» What you need to do: Show all lines from the listing below that contain "JSON".

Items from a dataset
↓↓↓
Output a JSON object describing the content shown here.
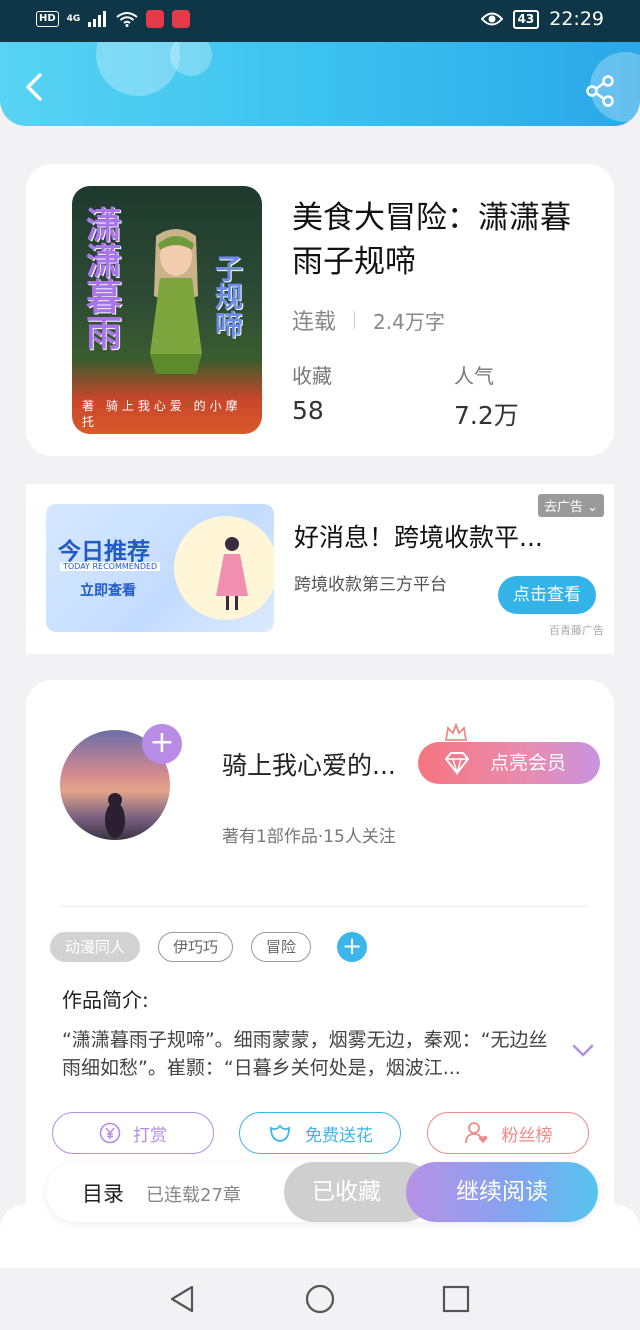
{
  "status_bar": {
    "network": "HD",
    "signal": "4G",
    "battery": "43",
    "time": "22:29"
  },
  "header": {
    "back_icon": "chevron-left-icon",
    "share_icon": "share-icon",
    "gradient": [
      "#58d3f3",
      "#2aa7e8"
    ]
  },
  "book": {
    "cover_text_main": "潇潇暮雨",
    "cover_text_side": "子规啼",
    "cover_text_bottom": "著 骑上我心爱 的小摩托",
    "title": "美食大冒险：潇潇暮雨子规啼",
    "status": "连载",
    "word_count": "2.4万字",
    "stats": [
      {
        "label": "收藏",
        "value": "58"
      },
      {
        "label": "人气",
        "value": "7.2万"
      }
    ]
  },
  "ad": {
    "image_title": "今日推荐",
    "image_subtitle": "TODAY RECOMMENDED",
    "image_cta": "立即查看",
    "close_label": "去广告",
    "title": "好消息！跨境收款平...",
    "description": "跨境收款第三方平台",
    "button_label": "点击查看",
    "source": "百青藤广告"
  },
  "author": {
    "name": "骑上我心爱的...",
    "stats": "著有1部作品·15人关注",
    "vip_label": "点亮会员",
    "tags": [
      "动漫同人",
      "伊巧巧",
      "冒险"
    ],
    "intro_label": "作品简介:",
    "intro_text": "“潇潇暮雨子规啼”。细雨蒙蒙，烟雾无边，秦观：“无边丝雨细如愁”。崔颢：“日暮乡关何处是，烟波江..."
  },
  "actions": [
    {
      "label": "打赏",
      "icon": "yen-icon"
    },
    {
      "label": "免费送花",
      "icon": "flower-icon"
    },
    {
      "label": "粉丝榜",
      "icon": "fan-user-icon"
    }
  ],
  "bottom_bar": {
    "toc_label": "目录",
    "toc_count": "已连载27章",
    "collected_label": "已收藏",
    "read_label": "继续阅读"
  },
  "colors": {
    "accent_blue": "#3cb6ea",
    "accent_purple": "#b48de2",
    "accent_pink": "#ef8a86"
  }
}
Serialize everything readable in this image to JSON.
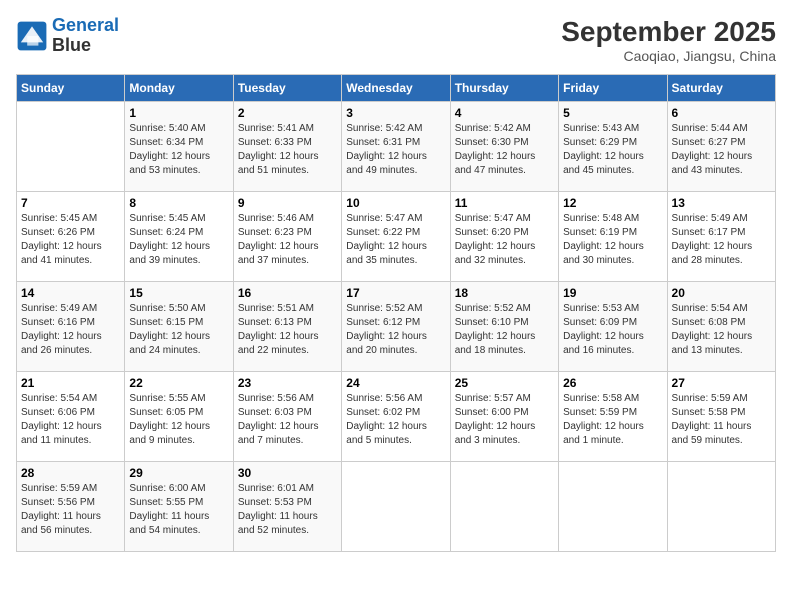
{
  "header": {
    "logo_line1": "General",
    "logo_line2": "Blue",
    "month_year": "September 2025",
    "location": "Caoqiao, Jiangsu, China"
  },
  "days_of_week": [
    "Sunday",
    "Monday",
    "Tuesday",
    "Wednesday",
    "Thursday",
    "Friday",
    "Saturday"
  ],
  "weeks": [
    [
      {
        "day": "",
        "content": ""
      },
      {
        "day": "1",
        "content": "Sunrise: 5:40 AM\nSunset: 6:34 PM\nDaylight: 12 hours\nand 53 minutes."
      },
      {
        "day": "2",
        "content": "Sunrise: 5:41 AM\nSunset: 6:33 PM\nDaylight: 12 hours\nand 51 minutes."
      },
      {
        "day": "3",
        "content": "Sunrise: 5:42 AM\nSunset: 6:31 PM\nDaylight: 12 hours\nand 49 minutes."
      },
      {
        "day": "4",
        "content": "Sunrise: 5:42 AM\nSunset: 6:30 PM\nDaylight: 12 hours\nand 47 minutes."
      },
      {
        "day": "5",
        "content": "Sunrise: 5:43 AM\nSunset: 6:29 PM\nDaylight: 12 hours\nand 45 minutes."
      },
      {
        "day": "6",
        "content": "Sunrise: 5:44 AM\nSunset: 6:27 PM\nDaylight: 12 hours\nand 43 minutes."
      }
    ],
    [
      {
        "day": "7",
        "content": "Sunrise: 5:45 AM\nSunset: 6:26 PM\nDaylight: 12 hours\nand 41 minutes."
      },
      {
        "day": "8",
        "content": "Sunrise: 5:45 AM\nSunset: 6:24 PM\nDaylight: 12 hours\nand 39 minutes."
      },
      {
        "day": "9",
        "content": "Sunrise: 5:46 AM\nSunset: 6:23 PM\nDaylight: 12 hours\nand 37 minutes."
      },
      {
        "day": "10",
        "content": "Sunrise: 5:47 AM\nSunset: 6:22 PM\nDaylight: 12 hours\nand 35 minutes."
      },
      {
        "day": "11",
        "content": "Sunrise: 5:47 AM\nSunset: 6:20 PM\nDaylight: 12 hours\nand 32 minutes."
      },
      {
        "day": "12",
        "content": "Sunrise: 5:48 AM\nSunset: 6:19 PM\nDaylight: 12 hours\nand 30 minutes."
      },
      {
        "day": "13",
        "content": "Sunrise: 5:49 AM\nSunset: 6:17 PM\nDaylight: 12 hours\nand 28 minutes."
      }
    ],
    [
      {
        "day": "14",
        "content": "Sunrise: 5:49 AM\nSunset: 6:16 PM\nDaylight: 12 hours\nand 26 minutes."
      },
      {
        "day": "15",
        "content": "Sunrise: 5:50 AM\nSunset: 6:15 PM\nDaylight: 12 hours\nand 24 minutes."
      },
      {
        "day": "16",
        "content": "Sunrise: 5:51 AM\nSunset: 6:13 PM\nDaylight: 12 hours\nand 22 minutes."
      },
      {
        "day": "17",
        "content": "Sunrise: 5:52 AM\nSunset: 6:12 PM\nDaylight: 12 hours\nand 20 minutes."
      },
      {
        "day": "18",
        "content": "Sunrise: 5:52 AM\nSunset: 6:10 PM\nDaylight: 12 hours\nand 18 minutes."
      },
      {
        "day": "19",
        "content": "Sunrise: 5:53 AM\nSunset: 6:09 PM\nDaylight: 12 hours\nand 16 minutes."
      },
      {
        "day": "20",
        "content": "Sunrise: 5:54 AM\nSunset: 6:08 PM\nDaylight: 12 hours\nand 13 minutes."
      }
    ],
    [
      {
        "day": "21",
        "content": "Sunrise: 5:54 AM\nSunset: 6:06 PM\nDaylight: 12 hours\nand 11 minutes."
      },
      {
        "day": "22",
        "content": "Sunrise: 5:55 AM\nSunset: 6:05 PM\nDaylight: 12 hours\nand 9 minutes."
      },
      {
        "day": "23",
        "content": "Sunrise: 5:56 AM\nSunset: 6:03 PM\nDaylight: 12 hours\nand 7 minutes."
      },
      {
        "day": "24",
        "content": "Sunrise: 5:56 AM\nSunset: 6:02 PM\nDaylight: 12 hours\nand 5 minutes."
      },
      {
        "day": "25",
        "content": "Sunrise: 5:57 AM\nSunset: 6:00 PM\nDaylight: 12 hours\nand 3 minutes."
      },
      {
        "day": "26",
        "content": "Sunrise: 5:58 AM\nSunset: 5:59 PM\nDaylight: 12 hours\nand 1 minute."
      },
      {
        "day": "27",
        "content": "Sunrise: 5:59 AM\nSunset: 5:58 PM\nDaylight: 11 hours\nand 59 minutes."
      }
    ],
    [
      {
        "day": "28",
        "content": "Sunrise: 5:59 AM\nSunset: 5:56 PM\nDaylight: 11 hours\nand 56 minutes."
      },
      {
        "day": "29",
        "content": "Sunrise: 6:00 AM\nSunset: 5:55 PM\nDaylight: 11 hours\nand 54 minutes."
      },
      {
        "day": "30",
        "content": "Sunrise: 6:01 AM\nSunset: 5:53 PM\nDaylight: 11 hours\nand 52 minutes."
      },
      {
        "day": "",
        "content": ""
      },
      {
        "day": "",
        "content": ""
      },
      {
        "day": "",
        "content": ""
      },
      {
        "day": "",
        "content": ""
      }
    ]
  ]
}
↑↑↑
» Solved problem:
Output a JSON object describing the content shown here.
Serialize everything readable in this image to JSON.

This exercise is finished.